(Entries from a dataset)
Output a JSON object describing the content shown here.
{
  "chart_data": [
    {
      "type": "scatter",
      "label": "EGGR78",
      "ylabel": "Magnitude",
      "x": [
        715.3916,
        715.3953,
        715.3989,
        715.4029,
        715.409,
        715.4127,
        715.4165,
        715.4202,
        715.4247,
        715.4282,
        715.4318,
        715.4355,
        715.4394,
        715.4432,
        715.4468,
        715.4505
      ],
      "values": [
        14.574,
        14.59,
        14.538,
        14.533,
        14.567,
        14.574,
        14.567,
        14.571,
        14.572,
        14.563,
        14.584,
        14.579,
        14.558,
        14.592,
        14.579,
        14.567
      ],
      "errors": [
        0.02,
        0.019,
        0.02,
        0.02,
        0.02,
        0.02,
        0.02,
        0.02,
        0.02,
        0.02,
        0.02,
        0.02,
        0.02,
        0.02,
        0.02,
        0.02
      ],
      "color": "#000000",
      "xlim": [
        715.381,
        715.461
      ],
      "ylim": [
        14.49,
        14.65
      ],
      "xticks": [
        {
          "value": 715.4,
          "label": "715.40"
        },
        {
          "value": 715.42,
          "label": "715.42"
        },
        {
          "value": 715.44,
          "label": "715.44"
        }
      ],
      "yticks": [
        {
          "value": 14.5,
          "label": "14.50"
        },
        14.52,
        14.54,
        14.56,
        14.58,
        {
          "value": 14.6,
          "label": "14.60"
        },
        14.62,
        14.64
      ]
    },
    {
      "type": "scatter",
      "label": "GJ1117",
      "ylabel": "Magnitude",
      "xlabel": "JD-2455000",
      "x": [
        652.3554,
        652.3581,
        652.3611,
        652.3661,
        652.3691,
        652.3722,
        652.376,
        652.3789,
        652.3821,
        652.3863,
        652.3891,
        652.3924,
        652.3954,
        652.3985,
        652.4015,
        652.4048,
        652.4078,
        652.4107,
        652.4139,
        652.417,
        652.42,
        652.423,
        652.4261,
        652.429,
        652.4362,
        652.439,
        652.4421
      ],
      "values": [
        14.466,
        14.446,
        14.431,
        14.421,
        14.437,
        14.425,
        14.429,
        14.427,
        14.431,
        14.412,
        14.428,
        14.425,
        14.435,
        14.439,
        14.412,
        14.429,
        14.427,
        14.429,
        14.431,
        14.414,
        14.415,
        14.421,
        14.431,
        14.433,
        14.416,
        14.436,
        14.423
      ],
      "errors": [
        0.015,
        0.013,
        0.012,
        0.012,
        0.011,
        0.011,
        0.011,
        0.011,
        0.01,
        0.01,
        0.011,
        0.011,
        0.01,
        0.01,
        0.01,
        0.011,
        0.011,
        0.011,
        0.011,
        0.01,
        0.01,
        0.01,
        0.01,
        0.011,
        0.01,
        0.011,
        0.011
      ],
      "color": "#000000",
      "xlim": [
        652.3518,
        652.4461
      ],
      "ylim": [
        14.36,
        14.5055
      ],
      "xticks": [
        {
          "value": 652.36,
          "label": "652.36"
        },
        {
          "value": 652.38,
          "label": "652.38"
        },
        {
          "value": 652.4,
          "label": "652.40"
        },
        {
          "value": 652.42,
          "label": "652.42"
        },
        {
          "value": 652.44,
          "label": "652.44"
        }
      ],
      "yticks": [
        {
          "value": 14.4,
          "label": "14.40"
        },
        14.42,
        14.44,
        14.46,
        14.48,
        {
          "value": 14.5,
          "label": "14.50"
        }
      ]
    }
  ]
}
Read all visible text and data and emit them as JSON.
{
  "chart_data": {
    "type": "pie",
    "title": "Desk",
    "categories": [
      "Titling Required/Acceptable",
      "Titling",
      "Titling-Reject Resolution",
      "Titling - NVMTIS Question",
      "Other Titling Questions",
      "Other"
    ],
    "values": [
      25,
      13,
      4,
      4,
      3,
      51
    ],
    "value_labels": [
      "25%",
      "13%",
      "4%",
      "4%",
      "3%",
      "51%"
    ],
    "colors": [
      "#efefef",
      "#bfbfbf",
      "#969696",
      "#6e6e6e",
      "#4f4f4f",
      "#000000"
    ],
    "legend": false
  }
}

#### [TASK REQUIREMENTS]
Reproduce the material above exactly; please quote every line of it.

#### [EXPECTED ANSWER]
Output a JSON object describing the content shown here.
{
  "chart_data": [
    {
      "type": "scatter",
      "label": "EGGR78",
      "ylabel": "Magnitude",
      "x": [
        715.3916,
        715.3953,
        715.3989,
        715.4029,
        715.409,
        715.4127,
        715.4165,
        715.4202,
        715.4247,
        715.4282,
        715.4318,
        715.4355,
        715.4394,
        715.4432,
        715.4468,
        715.4505
      ],
      "values": [
        14.574,
        14.59,
        14.538,
        14.533,
        14.567,
        14.574,
        14.567,
        14.571,
        14.572,
        14.563,
        14.584,
        14.579,
        14.558,
        14.592,
        14.579,
        14.567
      ],
      "errors": [
        0.02,
        0.019,
        0.02,
        0.02,
        0.02,
        0.02,
        0.02,
        0.02,
        0.02,
        0.02,
        0.02,
        0.02,
        0.02,
        0.02,
        0.02,
        0.02
      ],
      "color": "#000000",
      "xlim": [
        715.381,
        715.461
      ],
      "ylim": [
        14.49,
        14.65
      ],
      "xticks": [
        {
          "value": 715.4,
          "label": "715.40"
        },
        {
          "value": 715.42,
          "label": "715.42"
        },
        {
          "value": 715.44,
          "label": "715.44"
        }
      ],
      "yticks": [
        {
          "value": 14.5,
          "label": "14.50"
        },
        14.52,
        14.54,
        14.56,
        14.58,
        {
          "value": 14.6,
          "label": "14.60"
        },
        14.62,
        14.64
      ]
    },
    {
      "type": "scatter",
      "label": "GJ1117",
      "ylabel": "Magnitude",
      "xlabel": "JD-2455000",
      "x": [
        652.3554,
        652.3581,
        652.3611,
        652.3661,
        652.3691,
        652.3722,
        652.376,
        652.3789,
        652.3821,
        652.3863,
        652.3891,
        652.3924,
        652.3954,
        652.3985,
        652.4015,
        652.4048,
        652.4078,
        652.4107,
        652.4139,
        652.417,
        652.42,
        652.423,
        652.4261,
        652.429,
        652.4362,
        652.439,
        652.4421
      ],
      "values": [
        14.466,
        14.446,
        14.431,
        14.421,
        14.437,
        14.425,
        14.429,
        14.427,
        14.431,
        14.412,
        14.428,
        14.425,
        14.435,
        14.439,
        14.412,
        14.429,
        14.427,
        14.429,
        14.431,
        14.414,
        14.415,
        14.421,
        14.431,
        14.433,
        14.416,
        14.436,
        14.423
      ],
      "errors": [
        0.015,
        0.013,
        0.012,
        0.012,
        0.011,
        0.011,
        0.011,
        0.011,
        0.01,
        0.01,
        0.011,
        0.011,
        0.01,
        0.01,
        0.01,
        0.011,
        0.011,
        0.011,
        0.011,
        0.01,
        0.01,
        0.01,
        0.01,
        0.011,
        0.01,
        0.011,
        0.011
      ],
      "color": "#000000",
      "xlim": [
        652.3518,
        652.4461
      ],
      "ylim": [
        14.36,
        14.5055
      ],
      "xticks": [
        {
          "value": 652.36,
          "label": "652.36"
        },
        {
          "value": 652.38,
          "label": "652.38"
        },
        {
          "value": 652.4,
          "label": "652.40"
        },
        {
          "value": 652.42,
          "label": "652.42"
        },
        {
          "value": 652.44,
          "label": "652.44"
        }
      ],
      "yticks": [
        {
          "value": 14.4,
          "label": "14.40"
        },
        14.42,
        14.44,
        14.46,
        14.48,
        {
          "value": 14.5,
          "label": "14.50"
        }
      ]
    }
  ]
}
Read all visible text and data and emit them as JSON.
{
  "chart_data": {
    "type": "pie",
    "title": "Desk",
    "categories": [
      "Titling Required/Acceptable",
      "Titling",
      "Titling-Reject Resolution",
      "Titling - NVMTIS Question",
      "Other Titling Questions",
      "Other"
    ],
    "values": [
      25,
      13,
      4,
      4,
      3,
      51
    ],
    "value_labels": [
      "25%",
      "13%",
      "4%",
      "4%",
      "3%",
      "51%"
    ],
    "colors": [
      "#efefef",
      "#bfbfbf",
      "#969696",
      "#6e6e6e",
      "#4f4f4f",
      "#000000"
    ],
    "legend": false
  }
}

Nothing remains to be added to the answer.